(Stored items from a collection)
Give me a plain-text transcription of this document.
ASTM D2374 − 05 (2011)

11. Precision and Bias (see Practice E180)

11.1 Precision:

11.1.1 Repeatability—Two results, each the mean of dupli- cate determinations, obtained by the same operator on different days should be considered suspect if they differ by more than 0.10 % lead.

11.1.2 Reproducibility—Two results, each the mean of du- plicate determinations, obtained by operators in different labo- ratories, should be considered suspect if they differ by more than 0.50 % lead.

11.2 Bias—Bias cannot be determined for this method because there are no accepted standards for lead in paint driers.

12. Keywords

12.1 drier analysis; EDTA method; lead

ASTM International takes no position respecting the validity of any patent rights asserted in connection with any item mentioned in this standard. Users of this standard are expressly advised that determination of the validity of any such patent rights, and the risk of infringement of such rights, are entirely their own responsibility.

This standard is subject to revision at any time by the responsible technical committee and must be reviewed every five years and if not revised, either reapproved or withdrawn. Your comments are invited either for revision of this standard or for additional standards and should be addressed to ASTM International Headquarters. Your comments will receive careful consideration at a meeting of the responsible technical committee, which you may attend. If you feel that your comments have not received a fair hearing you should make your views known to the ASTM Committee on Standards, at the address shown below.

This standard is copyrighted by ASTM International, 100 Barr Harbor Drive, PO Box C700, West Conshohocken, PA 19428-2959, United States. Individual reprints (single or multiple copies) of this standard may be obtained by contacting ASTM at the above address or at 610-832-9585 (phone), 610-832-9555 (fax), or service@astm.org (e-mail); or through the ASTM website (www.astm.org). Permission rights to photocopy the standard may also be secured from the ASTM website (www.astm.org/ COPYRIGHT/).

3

§ Exercise goal: Of the lines above, how many hold the word "Precision"? Say the number alone.

§ Full output: 2